_What the task requires_:
Write each line exactly, from the line that holds "Convert this document image to plain text." through the final line of the material, and no other line.

Saved entries
━━━━━━━━━━━━━━━━━━━━━━━━━━━━━━
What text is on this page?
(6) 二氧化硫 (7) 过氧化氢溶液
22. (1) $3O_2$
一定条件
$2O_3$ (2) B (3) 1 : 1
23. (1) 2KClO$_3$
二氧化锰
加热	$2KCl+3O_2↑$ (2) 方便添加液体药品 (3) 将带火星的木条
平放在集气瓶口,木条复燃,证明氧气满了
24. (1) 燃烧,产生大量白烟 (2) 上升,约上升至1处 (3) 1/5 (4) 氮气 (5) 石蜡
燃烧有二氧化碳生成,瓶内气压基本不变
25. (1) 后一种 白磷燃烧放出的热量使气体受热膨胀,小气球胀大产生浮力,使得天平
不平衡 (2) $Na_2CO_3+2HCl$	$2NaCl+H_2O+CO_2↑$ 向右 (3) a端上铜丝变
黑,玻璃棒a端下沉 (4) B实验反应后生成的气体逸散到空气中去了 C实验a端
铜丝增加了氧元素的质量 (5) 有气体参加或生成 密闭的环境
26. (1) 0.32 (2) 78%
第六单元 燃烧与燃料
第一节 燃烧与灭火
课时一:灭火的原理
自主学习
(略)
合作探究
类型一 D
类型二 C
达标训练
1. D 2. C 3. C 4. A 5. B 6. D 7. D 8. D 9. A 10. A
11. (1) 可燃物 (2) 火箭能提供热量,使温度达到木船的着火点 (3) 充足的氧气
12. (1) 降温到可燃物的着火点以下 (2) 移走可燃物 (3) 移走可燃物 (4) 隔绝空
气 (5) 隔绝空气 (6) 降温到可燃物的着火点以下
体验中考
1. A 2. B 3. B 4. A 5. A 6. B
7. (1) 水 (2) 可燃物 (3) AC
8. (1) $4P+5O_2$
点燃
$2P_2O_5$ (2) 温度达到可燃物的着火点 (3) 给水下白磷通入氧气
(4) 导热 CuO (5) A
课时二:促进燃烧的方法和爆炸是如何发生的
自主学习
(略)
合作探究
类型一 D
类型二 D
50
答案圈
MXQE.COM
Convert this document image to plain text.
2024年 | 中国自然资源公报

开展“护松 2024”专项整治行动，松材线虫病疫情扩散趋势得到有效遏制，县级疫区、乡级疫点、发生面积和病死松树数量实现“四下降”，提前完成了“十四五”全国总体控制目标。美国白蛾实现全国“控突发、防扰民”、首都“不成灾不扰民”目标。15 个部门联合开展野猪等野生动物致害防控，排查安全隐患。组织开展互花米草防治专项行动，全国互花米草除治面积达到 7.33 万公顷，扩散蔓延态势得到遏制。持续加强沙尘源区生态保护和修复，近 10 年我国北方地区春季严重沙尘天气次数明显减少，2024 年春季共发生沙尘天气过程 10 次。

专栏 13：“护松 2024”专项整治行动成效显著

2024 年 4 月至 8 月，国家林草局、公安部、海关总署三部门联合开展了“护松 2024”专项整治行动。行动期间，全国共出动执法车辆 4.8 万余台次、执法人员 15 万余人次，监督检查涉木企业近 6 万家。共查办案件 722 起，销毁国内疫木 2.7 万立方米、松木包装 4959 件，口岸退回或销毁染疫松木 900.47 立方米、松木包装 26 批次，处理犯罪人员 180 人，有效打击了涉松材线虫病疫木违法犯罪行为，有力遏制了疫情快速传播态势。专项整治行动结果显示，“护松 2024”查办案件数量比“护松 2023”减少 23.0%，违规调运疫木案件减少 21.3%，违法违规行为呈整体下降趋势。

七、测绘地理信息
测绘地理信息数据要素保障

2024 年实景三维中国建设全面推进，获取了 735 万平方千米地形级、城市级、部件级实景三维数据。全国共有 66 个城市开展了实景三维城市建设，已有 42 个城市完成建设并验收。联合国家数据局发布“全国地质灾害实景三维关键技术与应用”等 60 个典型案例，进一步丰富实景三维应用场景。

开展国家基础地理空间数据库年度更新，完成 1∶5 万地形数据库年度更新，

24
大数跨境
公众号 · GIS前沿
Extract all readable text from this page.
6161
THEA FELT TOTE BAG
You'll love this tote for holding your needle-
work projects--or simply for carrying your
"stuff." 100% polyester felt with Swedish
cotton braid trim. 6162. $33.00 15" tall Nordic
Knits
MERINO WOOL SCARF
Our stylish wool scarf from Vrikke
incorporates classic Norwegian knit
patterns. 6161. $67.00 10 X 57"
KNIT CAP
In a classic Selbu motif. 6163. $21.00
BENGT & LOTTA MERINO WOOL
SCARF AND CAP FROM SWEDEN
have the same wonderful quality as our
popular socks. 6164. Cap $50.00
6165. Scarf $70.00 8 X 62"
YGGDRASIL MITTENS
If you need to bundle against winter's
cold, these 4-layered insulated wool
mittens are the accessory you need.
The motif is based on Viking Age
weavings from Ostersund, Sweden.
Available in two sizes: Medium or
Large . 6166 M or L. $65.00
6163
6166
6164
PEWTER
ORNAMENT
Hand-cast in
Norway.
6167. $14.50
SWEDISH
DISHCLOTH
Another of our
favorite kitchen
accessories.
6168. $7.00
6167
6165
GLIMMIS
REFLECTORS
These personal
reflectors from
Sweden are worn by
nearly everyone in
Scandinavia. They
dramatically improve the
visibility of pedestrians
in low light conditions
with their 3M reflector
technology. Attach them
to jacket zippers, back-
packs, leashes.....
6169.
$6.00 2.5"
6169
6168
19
━━━━━━━━━━━━━━━━━━━━━━━━━━━━━━
_The output_:
Convert this document image to plain text.
2024年 | 中国自然资源公报

开展“护松 2024”专项整治行动，松材线虫病疫情扩散趋势得到有效遏制，县级疫区、乡级疫点、发生面积和病死松树数量实现“四下降”，提前完成了“十四五”全国总体控制目标。美国白蛾实现全国“控突发、防扰民”、首都“不成灾不扰民”目标。15 个部门联合开展野猪等野生动物致害防控，排查安全隐患。组织开展互花米草防治专项行动，全国互花米草除治面积达到 7.33 万公顷，扩散蔓延态势得到遏制。持续加强沙尘源区生态保护和修复，近 10 年我国北方地区春季严重沙尘天气次数明显减少，2024 年春季共发生沙尘天气过程 10 次。

专栏 13：“护松 2024”专项整治行动成效显著

2024 年 4 月至 8 月，国家林草局、公安部、海关总署三部门联合开展了“护松 2024”专项整治行动。行动期间，全国共出动执法车辆 4.8 万余台次、执法人员 15 万余人次，监督检查涉木企业近 6 万家。共查办案件 722 起，销毁国内疫木 2.7 万立方米、松木包装 4959 件，口岸退回或销毁染疫松木 900.47 立方米、松木包装 26 批次，处理犯罪人员 180 人，有效打击了涉松材线虫病疫木违法犯罪行为，有力遏制了疫情快速传播态势。专项整治行动结果显示，“护松 2024”查办案件数量比“护松 2023”减少 23.0%，违规调运疫木案件减少 21.3%，违法违规行为呈整体下降趋势。

七、测绘地理信息
测绘地理信息数据要素保障

2024 年实景三维中国建设全面推进，获取了 735 万平方千米地形级、城市级、部件级实景三维数据。全国共有 66 个城市开展了实景三维城市建设，已有 42 个城市完成建设并验收。联合国家数据局发布“全国地质灾害实景三维关键技术与应用”等 60 个典型案例，进一步丰富实景三维应用场景。

开展国家基础地理空间数据库年度更新，完成 1∶5 万地形数据库年度更新，

24
大数跨境
公众号 · GIS前沿
Extract all readable text from this page.
6161
THEA FELT TOTE BAG
You'll love this tote for holding your needle-
work projects--or simply for carrying your
"stuff." 100% polyester felt with Swedish
cotton braid trim. 6162. $33.00 15" tall Nordic
Knits
MERINO WOOL SCARF
Our stylish wool scarf from Vrikke
incorporates classic Norwegian knit
patterns. 6161. $67.00 10 X 57"
KNIT CAP
In a classic Selbu motif. 6163. $21.00
BENGT & LOTTA MERINO WOOL
SCARF AND CAP FROM SWEDEN
have the same wonderful quality as our
popular socks. 6164. Cap $50.00
6165. Scarf $70.00 8 X 62"
YGGDRASIL MITTENS
If you need to bundle against winter's
cold, these 4-layered insulated wool
mittens are the accessory you need.
The motif is based on Viking Age
weavings from Ostersund, Sweden.
Available in two sizes: Medium or
Large . 6166 M or L. $65.00
6163
6166
6164
PEWTER
ORNAMENT
Hand-cast in
Norway.
6167. $14.50
SWEDISH
DISHCLOTH
Another of our
favorite kitchen
accessories.
6168. $7.00
6167
6165
GLIMMIS
REFLECTORS
These personal
reflectors from
Sweden are worn by
nearly everyone in
Scandinavia. They
dramatically improve the
visibility of pedestrians
in low light conditions
with their 3M reflector
technology. Attach them
to jacket zippers, back-
packs, leashes.....
6169.
$6.00 2.5"
6169
6168
19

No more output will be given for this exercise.